- **What you should do**
Copy out every one of the records below word for word, but leave the pictures out.

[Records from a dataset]
_ _ _ _
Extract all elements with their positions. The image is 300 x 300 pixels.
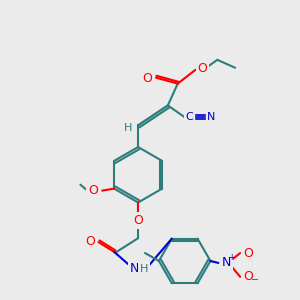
Text: O: O xyxy=(133,214,143,227)
Text: N: N xyxy=(207,112,216,122)
Text: O: O xyxy=(88,184,98,197)
Text: H: H xyxy=(124,123,132,133)
Text: O: O xyxy=(142,72,152,85)
Text: O: O xyxy=(243,270,253,283)
Text: O: O xyxy=(243,247,253,260)
Text: H: H xyxy=(140,264,148,274)
Text: C: C xyxy=(186,112,194,122)
Text: −: − xyxy=(251,275,259,285)
Text: O: O xyxy=(198,62,207,75)
Text: N: N xyxy=(222,256,231,269)
Text: O: O xyxy=(85,235,95,248)
Text: +: + xyxy=(228,253,234,262)
Text: N: N xyxy=(130,262,139,275)
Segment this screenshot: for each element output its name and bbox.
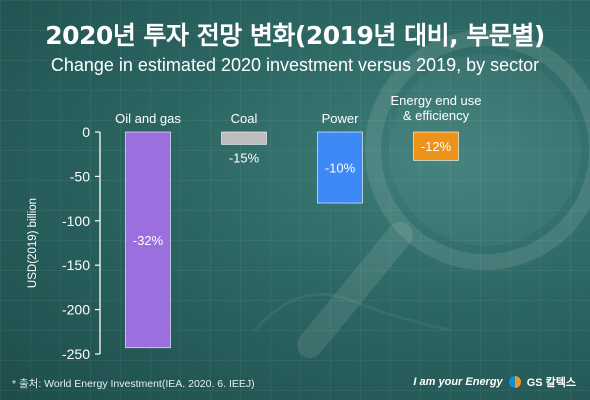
y-tick-label: -150 xyxy=(62,257,90,273)
category-label: Oil and gas xyxy=(115,111,181,126)
data-label: -12% xyxy=(421,139,452,154)
category-label: Coal xyxy=(231,111,258,126)
y-tick-label: -250 xyxy=(62,346,90,362)
data-label: -10% xyxy=(325,161,356,176)
y-tick-label: 0 xyxy=(82,124,90,140)
category-label: Energy end use xyxy=(390,93,481,108)
y-tick-label: -200 xyxy=(62,302,90,318)
bar xyxy=(221,131,267,145)
source-note: * 출처: World Energy Investment(IEA. 2020.… xyxy=(12,378,255,390)
data-label: -32% xyxy=(133,233,164,248)
y-tick-label: -50 xyxy=(70,168,90,184)
category-label: Power xyxy=(322,111,360,126)
y-tick-label: -100 xyxy=(62,213,90,229)
bar xyxy=(413,131,459,161)
category-label: & efficiency xyxy=(403,108,470,123)
chart-subtitle: Change in estimated 2020 investment vers… xyxy=(50,55,540,75)
data-label: -15% xyxy=(229,150,260,165)
bar xyxy=(317,131,363,204)
brand-logo: I am your Energy GS 칼텍스 xyxy=(413,374,576,390)
brand-name: GS 칼텍스 xyxy=(526,377,576,389)
bar xyxy=(125,131,171,349)
gs-logo-icon xyxy=(508,376,521,388)
chart-title: 2020년 투자 전망 변화(2019년 대비, 부문별) xyxy=(45,21,545,50)
brand-tagline: I am your Energy xyxy=(413,376,503,388)
y-axis-label: USD(2019) billion xyxy=(27,198,39,288)
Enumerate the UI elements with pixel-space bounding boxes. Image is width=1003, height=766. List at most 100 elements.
_ _ _ _
- **Solution**
Extract all elements with their positions. The image is 300 x 300 pixels.
Text: O: O xyxy=(133,214,143,227)
Text: N: N xyxy=(207,112,216,122)
Text: O: O xyxy=(88,184,98,197)
Text: H: H xyxy=(124,123,132,133)
Text: O: O xyxy=(142,72,152,85)
Text: O: O xyxy=(243,270,253,283)
Text: O: O xyxy=(243,247,253,260)
Text: H: H xyxy=(140,264,148,274)
Text: C: C xyxy=(186,112,194,122)
Text: −: − xyxy=(251,275,259,285)
Text: O: O xyxy=(198,62,207,75)
Text: N: N xyxy=(222,256,231,269)
Text: O: O xyxy=(85,235,95,248)
Text: +: + xyxy=(228,253,234,262)
Text: N: N xyxy=(130,262,139,275)
Segment this screenshot: for each element output its name and bbox.
y-tick-label: -150 xyxy=(62,257,90,273)
category-label: Oil and gas xyxy=(115,111,181,126)
data-label: -12% xyxy=(421,139,452,154)
category-label: Coal xyxy=(231,111,258,126)
y-tick-label: -250 xyxy=(62,346,90,362)
data-label: -10% xyxy=(325,161,356,176)
y-tick-label: 0 xyxy=(82,124,90,140)
category-label: Energy end use xyxy=(390,93,481,108)
y-tick-label: -200 xyxy=(62,302,90,318)
bar xyxy=(221,131,267,145)
source-note: * 출처: World Energy Investment(IEA. 2020.… xyxy=(12,378,255,390)
data-label: -32% xyxy=(133,233,164,248)
y-tick-label: -50 xyxy=(70,168,90,184)
category-label: Power xyxy=(322,111,360,126)
y-tick-label: -100 xyxy=(62,213,90,229)
bar xyxy=(413,131,459,161)
category-label: & efficiency xyxy=(403,108,470,123)
chart-subtitle: Change in estimated 2020 investment vers… xyxy=(50,55,540,75)
data-label: -15% xyxy=(229,150,260,165)
bar xyxy=(317,131,363,204)
brand-logo: I am your Energy GS 칼텍스 xyxy=(413,374,576,390)
brand-name: GS 칼텍스 xyxy=(526,377,576,389)
bar xyxy=(125,131,171,349)
gs-logo-icon xyxy=(508,376,521,388)
chart-title: 2020년 투자 전망 변화(2019년 대비, 부문별) xyxy=(45,21,545,50)
brand-tagline: I am your Energy xyxy=(413,376,503,388)
y-axis-label: USD(2019) billion xyxy=(27,198,39,288)
Enumerate the UI elements with pixel-space bounding boxes. Image is width=1003, height=766. List at most 100 elements.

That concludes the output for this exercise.